Provided passage
Half of health execs use patient satisfaction as physician incentive

With quality performance tied to hospital reimbursements and revenue, leaders are using those same scores to decide how to pay their physicians. Fifty-seven percent of healthcare executives and clinical leaders use quality metrics as an incentive for physician compensation, with 50 percent now using patient satisfaction as incentives, according to a HealthLeaders Media report released this week.

"I believe there will always be productivity measures [for incentives]; however, there will continue to be a growing use of quality and patient satisfaction scores as incentives in compensation models," said Dr. Alan Kaplan, vice president and chief medical officer of Iowa Health System, in the report.

Sixty-five percent of those leaders surveyed said they anticipate physician compensation will remain relatively flat with increases of 1 to 4 percent. Many of them (59 percent) said healthcare reform was a deciding factor in how physician compensation was structured.

"We are finding more frequently that [administrators] need physicians to participate in administrative discussions because they help us drive our goals to meet the future demands of healthcare reform," said lead advisor of the report and Chief Financial Officer Jeffrey D. Limbocker of Our Lady of the Lake Regional Medical Center in Baton Rouge, La., in a press release Monday.

Supplied entries
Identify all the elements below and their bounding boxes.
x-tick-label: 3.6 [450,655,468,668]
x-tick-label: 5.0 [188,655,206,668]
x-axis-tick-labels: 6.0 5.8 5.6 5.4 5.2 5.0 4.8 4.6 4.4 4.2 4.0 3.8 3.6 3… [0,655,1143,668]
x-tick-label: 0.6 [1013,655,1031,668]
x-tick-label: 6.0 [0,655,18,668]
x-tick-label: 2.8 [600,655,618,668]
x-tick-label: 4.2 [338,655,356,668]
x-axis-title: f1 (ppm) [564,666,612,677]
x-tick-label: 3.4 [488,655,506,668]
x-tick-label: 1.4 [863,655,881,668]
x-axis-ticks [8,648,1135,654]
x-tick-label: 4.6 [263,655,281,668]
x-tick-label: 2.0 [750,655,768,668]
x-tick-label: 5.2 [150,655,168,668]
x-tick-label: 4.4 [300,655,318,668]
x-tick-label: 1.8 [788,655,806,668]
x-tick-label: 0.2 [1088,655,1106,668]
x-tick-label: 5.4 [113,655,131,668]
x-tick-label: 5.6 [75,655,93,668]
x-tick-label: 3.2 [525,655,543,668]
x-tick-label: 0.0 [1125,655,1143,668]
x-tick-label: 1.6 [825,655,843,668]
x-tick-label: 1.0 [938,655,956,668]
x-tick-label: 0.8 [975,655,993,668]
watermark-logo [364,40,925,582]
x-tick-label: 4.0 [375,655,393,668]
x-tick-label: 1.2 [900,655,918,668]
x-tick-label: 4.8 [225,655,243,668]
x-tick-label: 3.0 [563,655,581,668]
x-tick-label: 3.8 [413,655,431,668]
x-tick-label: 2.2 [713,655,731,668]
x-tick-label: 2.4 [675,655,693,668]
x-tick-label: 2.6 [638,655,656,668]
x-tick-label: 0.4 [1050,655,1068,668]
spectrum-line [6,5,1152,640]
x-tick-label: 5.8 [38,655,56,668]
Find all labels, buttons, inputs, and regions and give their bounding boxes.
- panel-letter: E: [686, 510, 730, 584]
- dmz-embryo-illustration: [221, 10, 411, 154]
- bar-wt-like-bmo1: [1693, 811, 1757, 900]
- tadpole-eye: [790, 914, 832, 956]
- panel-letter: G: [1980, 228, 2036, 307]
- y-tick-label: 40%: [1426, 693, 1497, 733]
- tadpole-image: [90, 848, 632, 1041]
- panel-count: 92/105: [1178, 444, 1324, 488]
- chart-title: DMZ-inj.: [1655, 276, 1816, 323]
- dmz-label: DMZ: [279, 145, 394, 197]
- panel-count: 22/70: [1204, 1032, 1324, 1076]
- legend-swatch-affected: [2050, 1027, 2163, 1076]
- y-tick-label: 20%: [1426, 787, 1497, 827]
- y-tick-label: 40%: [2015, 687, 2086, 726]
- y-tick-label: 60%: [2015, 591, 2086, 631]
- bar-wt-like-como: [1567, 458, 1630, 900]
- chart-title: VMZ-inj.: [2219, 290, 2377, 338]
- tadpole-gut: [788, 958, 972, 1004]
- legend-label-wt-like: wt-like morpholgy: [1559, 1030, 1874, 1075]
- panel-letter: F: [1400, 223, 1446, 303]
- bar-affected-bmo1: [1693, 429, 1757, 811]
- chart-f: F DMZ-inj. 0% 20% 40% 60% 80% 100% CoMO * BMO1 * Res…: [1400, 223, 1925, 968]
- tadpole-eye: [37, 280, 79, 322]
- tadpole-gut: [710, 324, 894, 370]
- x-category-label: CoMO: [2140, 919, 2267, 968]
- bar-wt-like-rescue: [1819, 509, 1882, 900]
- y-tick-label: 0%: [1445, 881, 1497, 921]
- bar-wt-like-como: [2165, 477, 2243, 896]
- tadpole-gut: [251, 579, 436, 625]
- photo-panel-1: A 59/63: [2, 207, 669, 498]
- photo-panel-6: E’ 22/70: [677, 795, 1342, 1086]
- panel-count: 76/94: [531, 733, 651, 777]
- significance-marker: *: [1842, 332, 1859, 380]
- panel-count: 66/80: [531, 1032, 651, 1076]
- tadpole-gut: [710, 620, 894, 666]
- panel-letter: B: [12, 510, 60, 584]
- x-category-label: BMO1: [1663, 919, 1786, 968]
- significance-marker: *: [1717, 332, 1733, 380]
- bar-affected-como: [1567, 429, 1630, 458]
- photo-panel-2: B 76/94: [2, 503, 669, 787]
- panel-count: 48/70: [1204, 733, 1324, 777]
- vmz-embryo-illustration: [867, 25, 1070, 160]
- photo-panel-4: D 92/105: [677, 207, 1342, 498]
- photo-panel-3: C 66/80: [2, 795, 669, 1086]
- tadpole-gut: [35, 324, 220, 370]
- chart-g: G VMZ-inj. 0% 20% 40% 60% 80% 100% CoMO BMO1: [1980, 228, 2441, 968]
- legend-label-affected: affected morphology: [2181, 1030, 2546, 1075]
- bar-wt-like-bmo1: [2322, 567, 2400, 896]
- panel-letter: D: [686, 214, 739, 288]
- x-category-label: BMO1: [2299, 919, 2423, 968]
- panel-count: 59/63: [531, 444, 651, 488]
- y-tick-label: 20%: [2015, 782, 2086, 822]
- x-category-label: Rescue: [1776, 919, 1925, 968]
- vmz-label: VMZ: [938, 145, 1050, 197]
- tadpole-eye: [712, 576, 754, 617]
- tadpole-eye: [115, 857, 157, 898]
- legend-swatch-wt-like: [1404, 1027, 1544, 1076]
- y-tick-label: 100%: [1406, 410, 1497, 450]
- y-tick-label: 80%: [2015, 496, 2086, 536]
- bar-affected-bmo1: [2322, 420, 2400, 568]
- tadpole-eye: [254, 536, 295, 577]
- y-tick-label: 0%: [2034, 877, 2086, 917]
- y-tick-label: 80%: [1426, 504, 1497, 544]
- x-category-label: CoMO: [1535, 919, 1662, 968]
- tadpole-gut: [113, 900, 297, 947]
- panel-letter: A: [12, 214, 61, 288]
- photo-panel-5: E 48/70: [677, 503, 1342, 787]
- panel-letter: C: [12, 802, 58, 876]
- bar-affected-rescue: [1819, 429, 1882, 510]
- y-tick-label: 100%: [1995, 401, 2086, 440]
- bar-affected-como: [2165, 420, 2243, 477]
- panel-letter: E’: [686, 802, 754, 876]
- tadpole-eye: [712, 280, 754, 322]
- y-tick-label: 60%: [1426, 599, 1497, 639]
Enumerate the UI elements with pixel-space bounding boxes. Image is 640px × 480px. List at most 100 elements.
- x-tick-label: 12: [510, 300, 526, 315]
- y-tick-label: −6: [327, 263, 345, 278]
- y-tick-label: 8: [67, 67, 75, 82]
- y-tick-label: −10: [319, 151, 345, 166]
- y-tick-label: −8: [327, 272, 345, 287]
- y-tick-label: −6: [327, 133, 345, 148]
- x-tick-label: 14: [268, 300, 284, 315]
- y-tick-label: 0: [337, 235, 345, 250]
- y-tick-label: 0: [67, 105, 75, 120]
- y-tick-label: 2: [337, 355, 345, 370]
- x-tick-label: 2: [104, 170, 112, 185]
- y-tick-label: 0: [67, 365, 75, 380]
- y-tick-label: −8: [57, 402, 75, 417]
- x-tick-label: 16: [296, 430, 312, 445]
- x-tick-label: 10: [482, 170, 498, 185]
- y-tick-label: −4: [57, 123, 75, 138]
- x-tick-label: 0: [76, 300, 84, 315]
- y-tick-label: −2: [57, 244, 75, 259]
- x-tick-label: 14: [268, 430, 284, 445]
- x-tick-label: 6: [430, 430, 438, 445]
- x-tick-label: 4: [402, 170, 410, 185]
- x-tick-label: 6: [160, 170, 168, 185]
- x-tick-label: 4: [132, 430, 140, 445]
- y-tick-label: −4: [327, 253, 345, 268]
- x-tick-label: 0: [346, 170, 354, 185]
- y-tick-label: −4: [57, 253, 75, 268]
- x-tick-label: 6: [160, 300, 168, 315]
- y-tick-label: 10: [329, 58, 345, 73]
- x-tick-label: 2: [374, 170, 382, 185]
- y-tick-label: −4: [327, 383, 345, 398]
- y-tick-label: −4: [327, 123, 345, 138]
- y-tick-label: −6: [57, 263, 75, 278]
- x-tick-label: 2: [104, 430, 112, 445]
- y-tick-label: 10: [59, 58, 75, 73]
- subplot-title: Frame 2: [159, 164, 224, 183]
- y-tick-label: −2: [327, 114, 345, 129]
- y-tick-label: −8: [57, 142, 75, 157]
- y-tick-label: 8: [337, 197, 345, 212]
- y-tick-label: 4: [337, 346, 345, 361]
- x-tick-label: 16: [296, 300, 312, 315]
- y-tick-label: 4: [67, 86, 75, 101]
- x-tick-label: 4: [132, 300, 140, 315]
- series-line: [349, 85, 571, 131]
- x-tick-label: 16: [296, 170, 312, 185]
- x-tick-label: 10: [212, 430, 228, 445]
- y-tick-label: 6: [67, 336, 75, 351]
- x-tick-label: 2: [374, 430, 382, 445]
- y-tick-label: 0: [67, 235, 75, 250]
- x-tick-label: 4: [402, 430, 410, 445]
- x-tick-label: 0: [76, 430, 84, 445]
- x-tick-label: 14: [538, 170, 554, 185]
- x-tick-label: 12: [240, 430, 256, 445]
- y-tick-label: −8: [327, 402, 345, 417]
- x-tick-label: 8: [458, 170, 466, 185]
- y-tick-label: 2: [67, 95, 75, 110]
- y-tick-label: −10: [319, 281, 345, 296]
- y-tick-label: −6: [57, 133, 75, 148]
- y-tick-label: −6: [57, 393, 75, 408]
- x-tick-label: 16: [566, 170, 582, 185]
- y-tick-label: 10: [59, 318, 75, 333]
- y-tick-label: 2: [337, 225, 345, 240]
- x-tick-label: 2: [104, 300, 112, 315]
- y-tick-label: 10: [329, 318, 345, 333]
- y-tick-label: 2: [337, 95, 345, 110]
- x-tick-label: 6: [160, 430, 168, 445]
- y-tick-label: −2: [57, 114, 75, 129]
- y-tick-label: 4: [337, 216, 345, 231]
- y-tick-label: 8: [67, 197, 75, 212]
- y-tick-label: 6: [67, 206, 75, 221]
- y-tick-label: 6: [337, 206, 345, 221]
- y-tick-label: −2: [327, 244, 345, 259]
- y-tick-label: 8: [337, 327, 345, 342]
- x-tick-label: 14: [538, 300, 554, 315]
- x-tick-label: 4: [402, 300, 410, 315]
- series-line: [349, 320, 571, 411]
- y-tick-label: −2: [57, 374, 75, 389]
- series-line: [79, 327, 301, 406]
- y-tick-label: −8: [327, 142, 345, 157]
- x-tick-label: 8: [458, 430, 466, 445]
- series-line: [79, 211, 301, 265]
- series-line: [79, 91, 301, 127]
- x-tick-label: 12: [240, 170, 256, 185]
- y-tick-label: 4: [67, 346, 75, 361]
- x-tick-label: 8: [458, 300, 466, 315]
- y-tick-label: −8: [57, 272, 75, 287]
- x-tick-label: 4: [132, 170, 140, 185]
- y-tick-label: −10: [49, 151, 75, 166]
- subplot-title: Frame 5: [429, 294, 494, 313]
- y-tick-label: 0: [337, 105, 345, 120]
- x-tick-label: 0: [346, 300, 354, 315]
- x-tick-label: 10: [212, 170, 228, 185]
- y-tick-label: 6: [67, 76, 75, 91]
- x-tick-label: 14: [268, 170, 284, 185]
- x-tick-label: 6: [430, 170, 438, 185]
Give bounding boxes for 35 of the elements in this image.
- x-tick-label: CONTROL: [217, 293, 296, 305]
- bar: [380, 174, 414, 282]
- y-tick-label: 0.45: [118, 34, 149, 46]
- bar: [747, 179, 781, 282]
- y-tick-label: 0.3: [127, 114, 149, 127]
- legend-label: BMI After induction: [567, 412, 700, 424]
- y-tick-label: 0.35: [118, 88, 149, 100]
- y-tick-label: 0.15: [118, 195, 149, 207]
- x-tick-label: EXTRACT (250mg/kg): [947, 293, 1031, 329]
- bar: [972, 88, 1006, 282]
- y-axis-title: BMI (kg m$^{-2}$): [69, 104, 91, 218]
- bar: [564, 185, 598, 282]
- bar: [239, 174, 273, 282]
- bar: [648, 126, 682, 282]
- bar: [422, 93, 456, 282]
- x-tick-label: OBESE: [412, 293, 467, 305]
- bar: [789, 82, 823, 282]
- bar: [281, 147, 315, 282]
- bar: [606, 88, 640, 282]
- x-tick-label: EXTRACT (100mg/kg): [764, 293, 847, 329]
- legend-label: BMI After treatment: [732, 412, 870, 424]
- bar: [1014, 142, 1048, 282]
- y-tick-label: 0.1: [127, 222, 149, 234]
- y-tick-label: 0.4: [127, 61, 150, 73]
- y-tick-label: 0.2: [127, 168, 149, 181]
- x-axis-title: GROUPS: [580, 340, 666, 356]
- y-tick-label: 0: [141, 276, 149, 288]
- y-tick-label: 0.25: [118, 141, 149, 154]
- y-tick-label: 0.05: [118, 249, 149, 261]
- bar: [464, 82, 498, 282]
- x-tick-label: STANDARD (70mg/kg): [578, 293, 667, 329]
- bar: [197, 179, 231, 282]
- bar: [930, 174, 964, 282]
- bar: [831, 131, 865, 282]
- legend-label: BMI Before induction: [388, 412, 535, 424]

Check your understanding
[1] In the article on physician pay incentives, rewrite everything from "Half of health" down to "in the report.", swapping "incentives" for "rewards".
[2] According to the article on physician pay incentives, what share of the surveyed leaders expect physician compensation to stay relatively flat?

Responses in order
[1]
Half of health execs use patient satisfaction as physician incentive

With quality performance tied to hospital reimbursements and revenue, leaders are using those same scores to decide how to pay their physicians. Fifty-seven percent of healthcare executives and clinical leaders use quality metrics as an incentive for physician compensation, with 50 percent now using patient satisfaction as rewards, according to a HealthLeaders Media report released this week.

"I believe there will always be productivity measures [for rewards]; however, there will continue to be a growing use of quality and patient satisfaction scores as rewards in compensation models," said Dr. Alan Kaplan, vice president and chief medical officer of Iowa Health System, in the report.

[2] Sixty-five percent